# Stated exercise:
The records below must be output exactly, without pictures.

============================================================

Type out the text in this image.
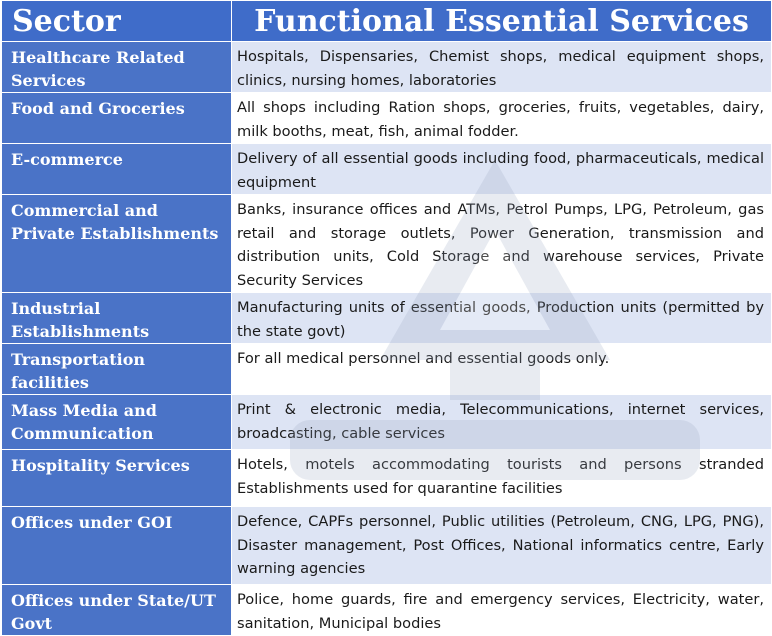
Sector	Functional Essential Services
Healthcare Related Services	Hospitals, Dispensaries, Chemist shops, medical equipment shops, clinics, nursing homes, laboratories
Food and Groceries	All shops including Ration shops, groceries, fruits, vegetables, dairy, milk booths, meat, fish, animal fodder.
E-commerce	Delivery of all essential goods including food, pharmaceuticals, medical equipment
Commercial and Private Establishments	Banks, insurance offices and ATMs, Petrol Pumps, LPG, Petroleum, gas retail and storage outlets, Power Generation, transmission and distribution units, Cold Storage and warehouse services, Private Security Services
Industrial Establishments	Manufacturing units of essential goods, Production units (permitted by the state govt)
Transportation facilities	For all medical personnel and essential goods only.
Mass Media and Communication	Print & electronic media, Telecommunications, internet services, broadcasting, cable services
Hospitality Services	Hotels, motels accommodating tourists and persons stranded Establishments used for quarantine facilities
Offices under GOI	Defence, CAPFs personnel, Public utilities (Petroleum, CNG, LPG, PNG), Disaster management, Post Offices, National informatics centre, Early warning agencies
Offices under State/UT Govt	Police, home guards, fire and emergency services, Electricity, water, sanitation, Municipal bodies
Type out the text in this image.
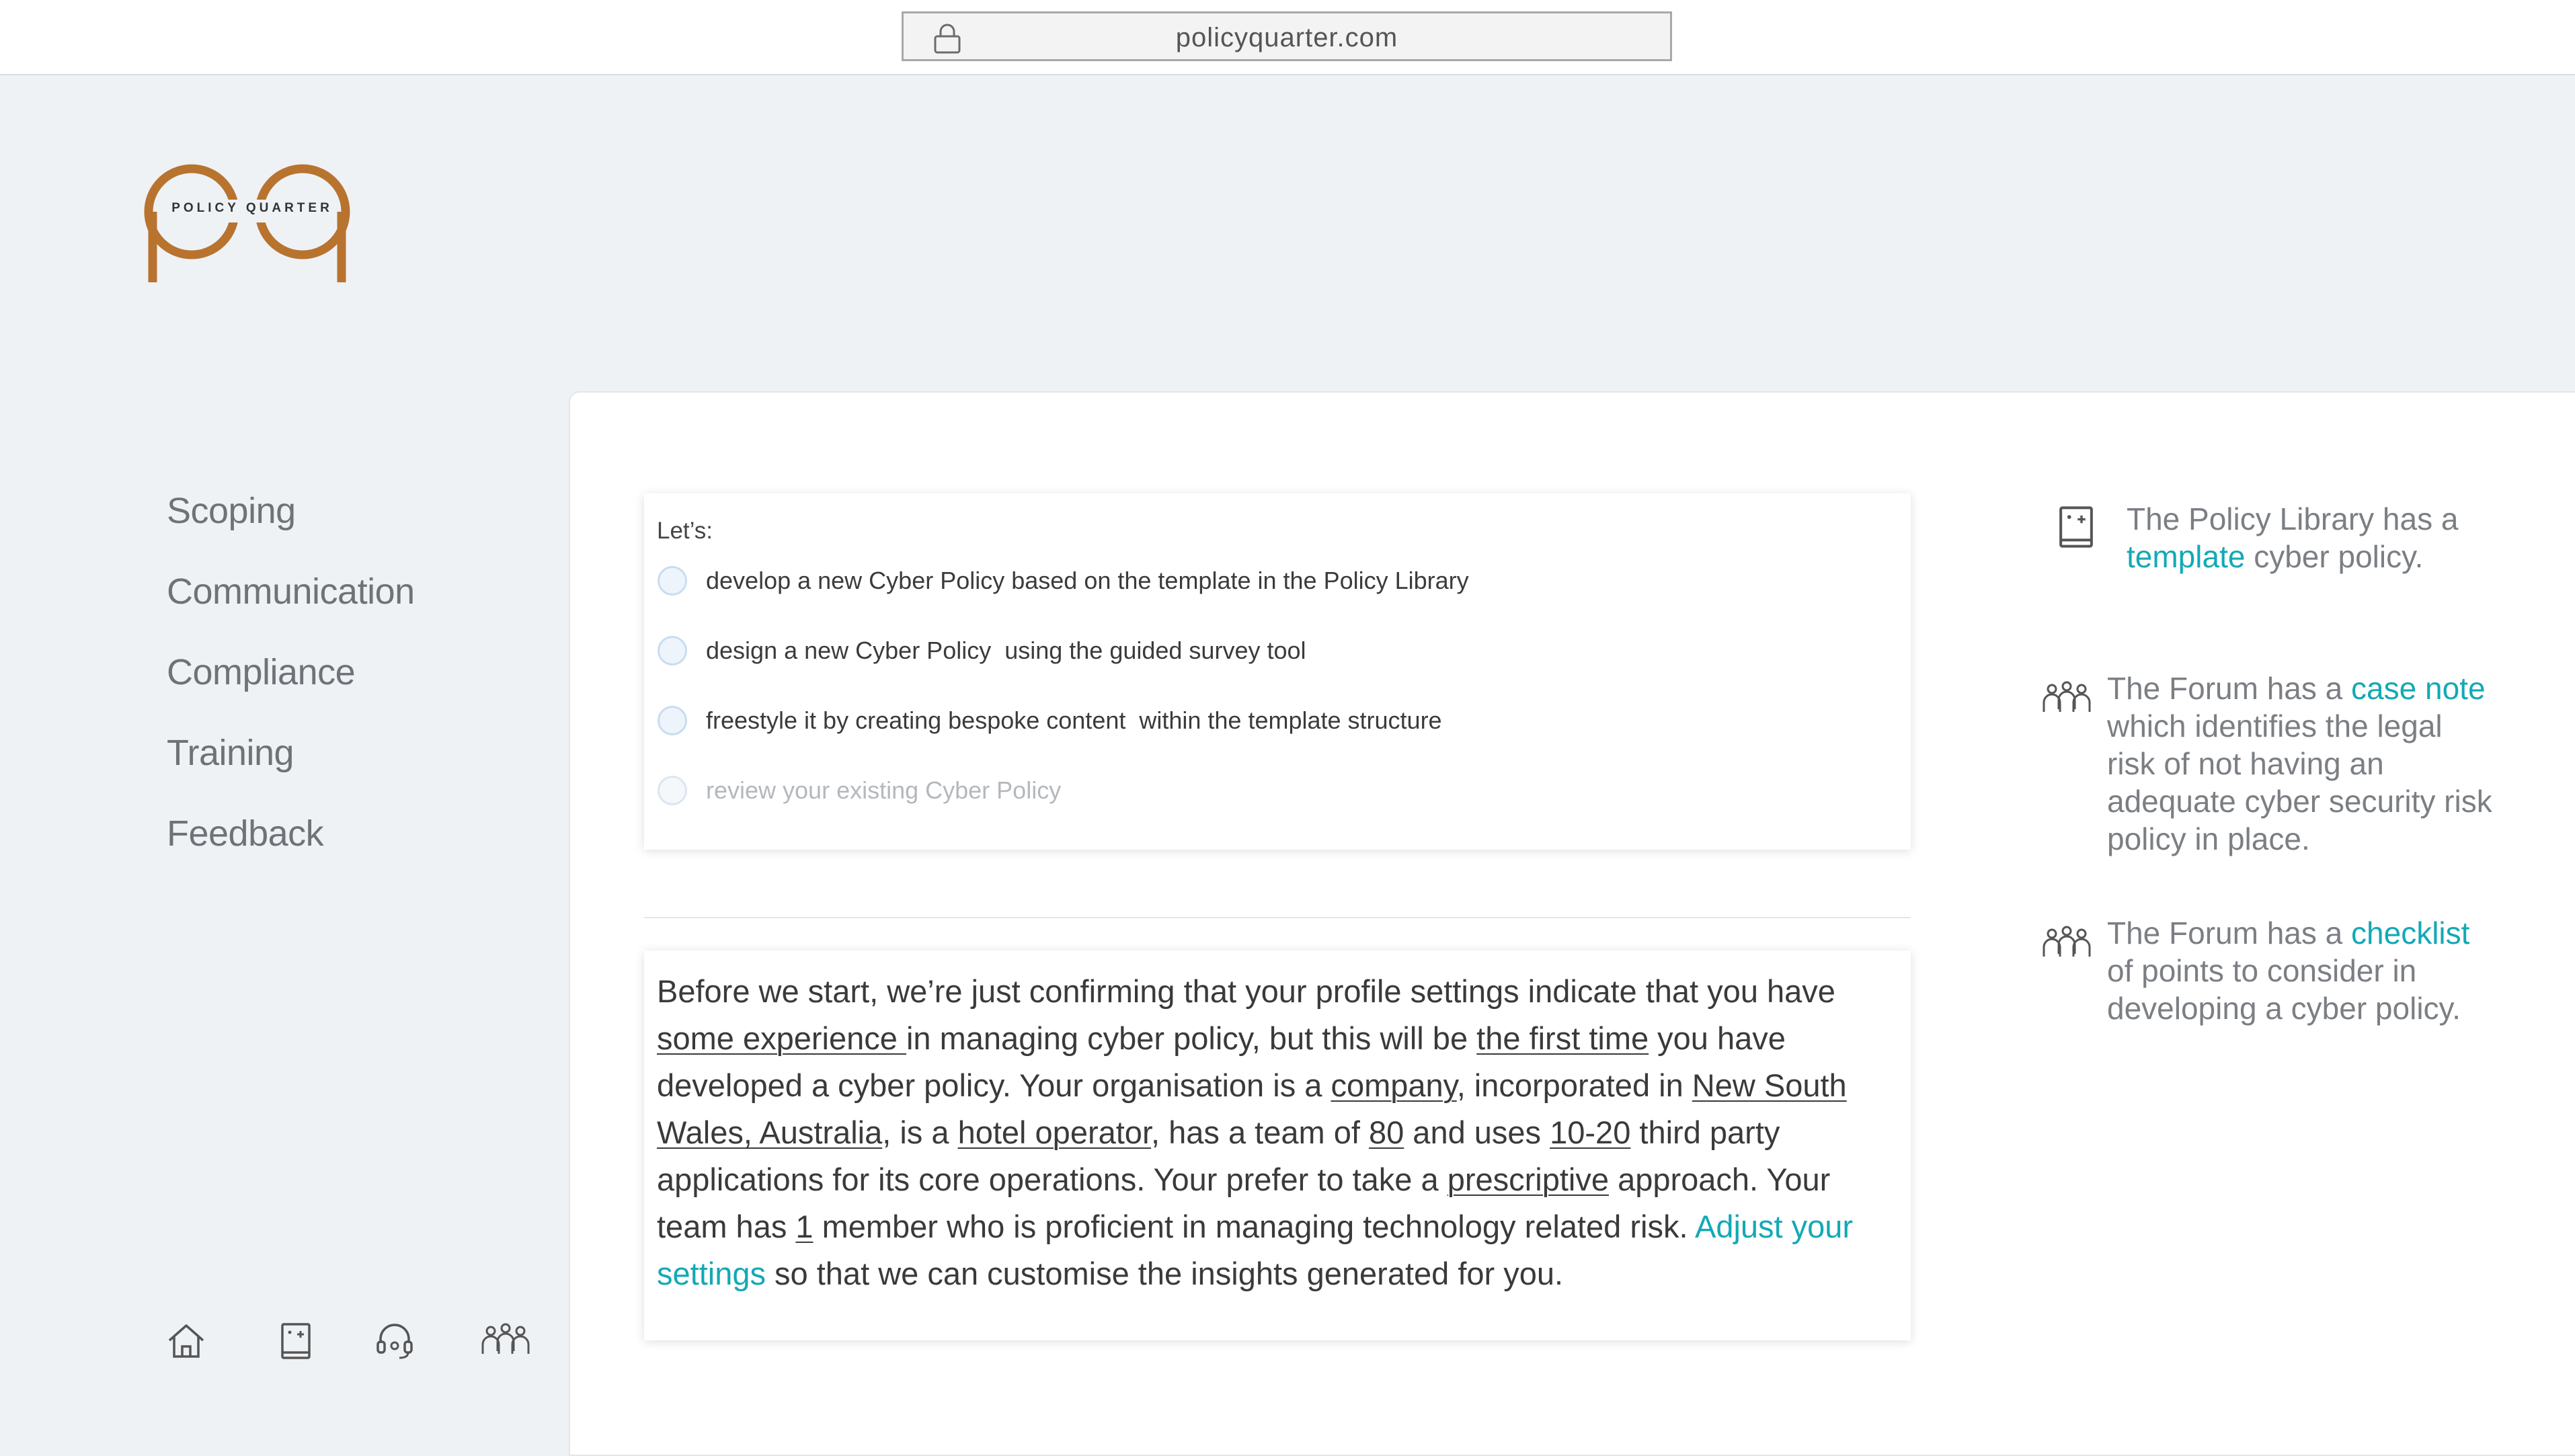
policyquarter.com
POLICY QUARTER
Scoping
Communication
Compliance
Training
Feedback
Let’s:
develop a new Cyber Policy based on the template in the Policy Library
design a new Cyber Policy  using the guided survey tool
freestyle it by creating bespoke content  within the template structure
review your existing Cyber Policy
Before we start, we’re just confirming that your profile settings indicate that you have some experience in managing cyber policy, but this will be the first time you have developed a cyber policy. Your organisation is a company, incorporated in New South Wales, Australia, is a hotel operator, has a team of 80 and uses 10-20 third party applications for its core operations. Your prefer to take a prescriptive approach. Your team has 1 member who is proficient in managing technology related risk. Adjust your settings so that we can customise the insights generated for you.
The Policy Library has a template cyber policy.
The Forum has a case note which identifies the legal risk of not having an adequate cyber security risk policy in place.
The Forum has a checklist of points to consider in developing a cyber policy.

============================================================

# Worked answer:
Type out the text in this image.
Sector	Functional Essential Services
Healthcare Related Services	Hospitals, Dispensaries, Chemist shops, medical equipment shops, clinics, nursing homes, laboratories
Food and Groceries	All shops including Ration shops, groceries, fruits, vegetables, dairy, milk booths, meat, fish, animal fodder.
E-commerce	Delivery of all essential goods including food, pharmaceuticals, medical equipment
Commercial and Private Establishments	Banks, insurance offices and ATMs, Petrol Pumps, LPG, Petroleum, gas retail and storage outlets, Power Generation, transmission and distribution units, Cold Storage and warehouse services, Private Security Services
Industrial Establishments	Manufacturing units of essential goods, Production units (permitted by the state govt)
Transportation facilities	For all medical personnel and essential goods only.
Mass Media and Communication	Print & electronic media, Telecommunications, internet services, broadcasting, cable services
Hospitality Services	Hotels, motels accommodating tourists and persons stranded Establishments used for quarantine facilities
Offices under GOI	Defence, CAPFs personnel, Public utilities (Petroleum, CNG, LPG, PNG), Disaster management, Post Offices, National informatics centre, Early warning agencies
Offices under State/UT Govt	Police, home guards, fire and emergency services, Electricity, water, sanitation, Municipal bodies
Type out the text in this image.
policyquarter.com
POLICY QUARTER
Scoping
Communication
Compliance
Training
Feedback
Let’s:
develop a new Cyber Policy based on the template in the Policy Library
design a new Cyber Policy  using the guided survey tool
freestyle it by creating bespoke content  within the template structure
review your existing Cyber Policy
Before we start, we’re just confirming that your profile settings indicate that you have some experience in managing cyber policy, but this will be the first time you have developed a cyber policy. Your organisation is a company, incorporated in New South Wales, Australia, is a hotel operator, has a team of 80 and uses 10-20 third party applications for its core operations. Your prefer to take a prescriptive approach. Your team has 1 member who is proficient in managing technology related risk. Adjust your settings so that we can customise the insights generated for you.
The Policy Library has a template cyber policy.
The Forum has a case note which identifies the legal risk of not having an adequate cyber security risk policy in place.
The Forum has a checklist of points to consider in developing a cyber policy.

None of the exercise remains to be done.